→ **YOUR GOAL**
Sift the listing for lines that hold the string "技术更新对设计产生重要影响" and pull them out.

→ **MATERIAL**
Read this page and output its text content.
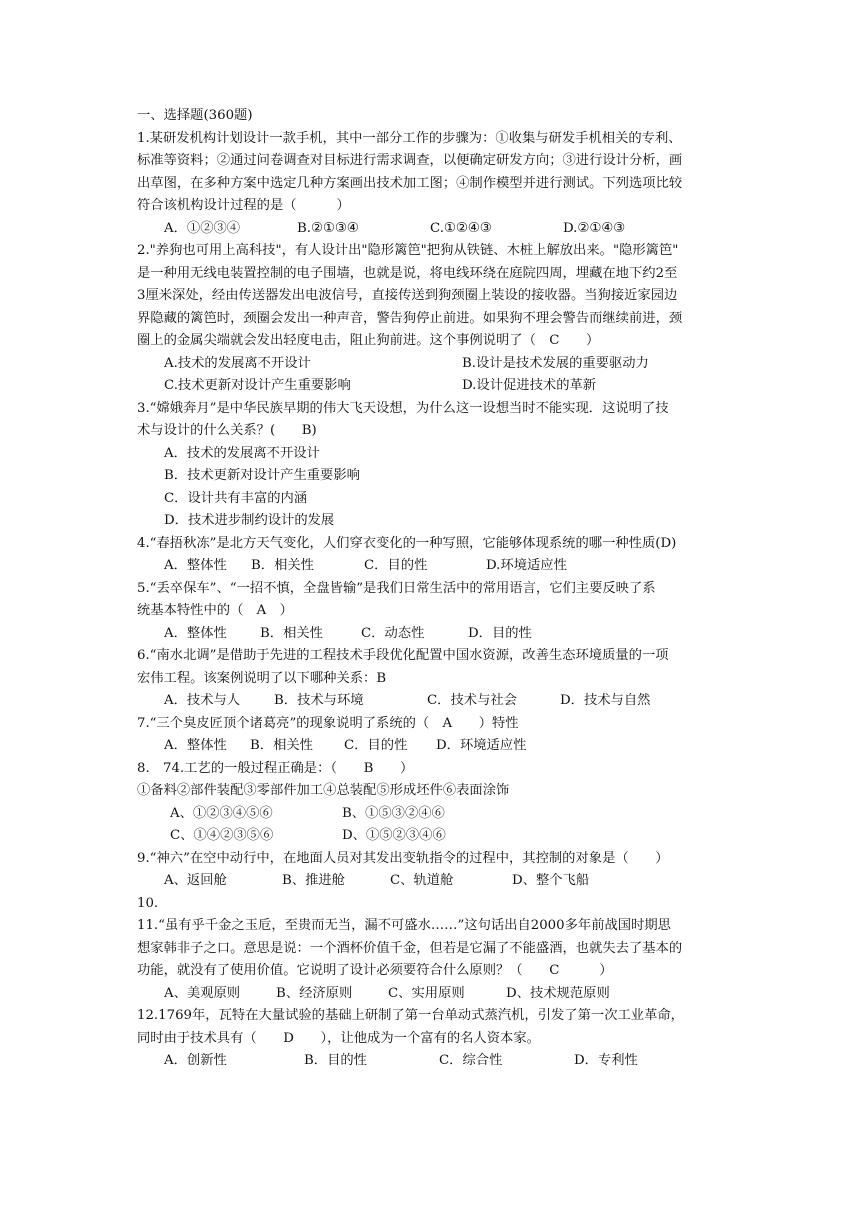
一、选择题(360题)
1.某研发机构计划设计一款手机，其中一部分工作的步骤为：①收集与研发手机相关的专利、
标准等资料；②通过问卷调查对目标进行需求调查，以便确定研发方向；③进行设计分析，画
出草图，在多种方案中选定几种方案画出技术加工图；④制作模型并进行测试。下列选项比较
符合该机构设计过程的是（　　　）
A．①②③④	B.②①③④	C.①②④③	D.②①④③
2."养狗也可用上高科技"，有人设计出"隐形篱笆"把狗从铁链、木桩上解放出来。"隐形篱笆"
是一种用无线电装置控制的电子围墙，也就是说，将电线环绕在庭院四周，埋藏在地下约2至
3厘米深处，经由传送器发出电波信号，直接传送到狗颈圈上装设的接收器。当狗接近家园边
界隐藏的篱笆时，颈圈会发出一种声音，警告狗停止前进。如果狗不理会警告而继续前进，颈
圈上的金属尖端就会发出轻度电击，阻止狗前进。这个事例说明了（　C　　）
A.技术的发展离不开设计	B.设计是技术发展的重要驱动力
C.技术更新对设计产生重要影响	D.设计促进技术的革新
3.“嫦娥奔月”是中华民族早期的伟大飞天设想，为什么这一设想当时不能实现．这说明了技
术与设计的什么关系？(　　B)
A．技术的发展离不开设计
B．技术更新对设计产生重要影响
C．设计共有丰富的内涵
D．技术进步制约设计的发展
4.“春捂秋冻”是北方天气变化，人们穿衣变化的一种写照，它能够体现系统的哪一种性质(D)
A．整体性	B．相关性	C．目的性	D.环境适应性
5.“丢卒保车”、“一招不慎，全盘皆输”是我们日常生活中的常用语言，它们主要反映了系
统基本特性中的（　A　）
A．整体性	B．相关性	C．动态性	D．目的性
6.“南水北调”是借助于先进的工程技术手段优化配置中国水资源，改善生态环境质量的一项
宏伟工程。该案例说明了以下哪种关系：B
A．技术与人	B．技术与环境	C．技术与社会	D．技术与自然
7.“三个臭皮匠顶个诸葛亮”的现象说明了系统的（　A　　）特性
A．整体性	B．相关性	C．目的性	D．环境适应性
8.　74.工艺的一般过程正确是：（　　B　　）
①备料②部件装配③零部件加工④总装配⑤形成坯件⑥表面涂饰
A、①②③④⑤⑥	B、①⑤③②④⑥
C、①④②③⑤⑥	D、①⑤②③④⑥
9.“神六”在空中动行中，在地面人员对其发出变轨指令的过程中，其控制的对象是（　　）
A、返回舱	B、推进舱	C、轨道舱	D、整个飞船
10.
11.“虽有乎千金之玉卮，至贵而无当，漏不可盛水……”这句话出自2000多年前战国时期思
想家韩非子之口。意思是说：一个酒杯价值千金，但若是它漏了不能盛酒，也就失去了基本的
功能，就没有了使用价值。它说明了设计必须要符合什么原则？（　　C　　　）
A、美观原则	B、经济原则	C、实用原则	D、技术规范原则
12.1769年，瓦特在大量试验的基础上研制了第一台单动式蒸汽机，引发了第一次工业革命，
同时由于技术具有（　　D　　），让他成为一个富有的名人资本家。
A．创新性	B．目的性	C．综合性	D．专利性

→ **EXERCISE ANSWER**
C.技术更新对设计产生重要影响	D.设计促进技术的革新
B．技术更新对设计产生重要影响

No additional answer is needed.